**Work to be completed**. Write out each line from the data below that includes the word "lateral".

##### Input material #####

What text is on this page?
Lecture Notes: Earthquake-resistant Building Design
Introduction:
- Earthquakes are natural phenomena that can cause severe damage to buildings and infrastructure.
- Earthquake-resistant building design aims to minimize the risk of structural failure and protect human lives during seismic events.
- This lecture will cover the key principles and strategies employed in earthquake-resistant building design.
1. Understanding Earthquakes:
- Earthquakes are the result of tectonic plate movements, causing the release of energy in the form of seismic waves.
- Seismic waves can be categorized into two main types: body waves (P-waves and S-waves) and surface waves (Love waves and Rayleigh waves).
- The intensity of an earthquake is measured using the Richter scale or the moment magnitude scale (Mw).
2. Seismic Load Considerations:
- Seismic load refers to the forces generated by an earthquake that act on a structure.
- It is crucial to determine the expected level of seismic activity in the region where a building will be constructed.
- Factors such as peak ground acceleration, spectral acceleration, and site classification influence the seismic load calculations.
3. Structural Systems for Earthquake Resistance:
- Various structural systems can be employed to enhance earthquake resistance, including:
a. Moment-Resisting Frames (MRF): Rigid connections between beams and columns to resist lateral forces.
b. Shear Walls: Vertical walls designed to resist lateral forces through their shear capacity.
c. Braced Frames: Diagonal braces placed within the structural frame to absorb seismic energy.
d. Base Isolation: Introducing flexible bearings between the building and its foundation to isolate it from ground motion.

#####

**Task response**.
a. Moment-Resisting Frames (MRF): Rigid connections between beams and columns to resist lateral forces.
b. Shear Walls: Vertical walls designed to resist lateral forces through their shear capacity.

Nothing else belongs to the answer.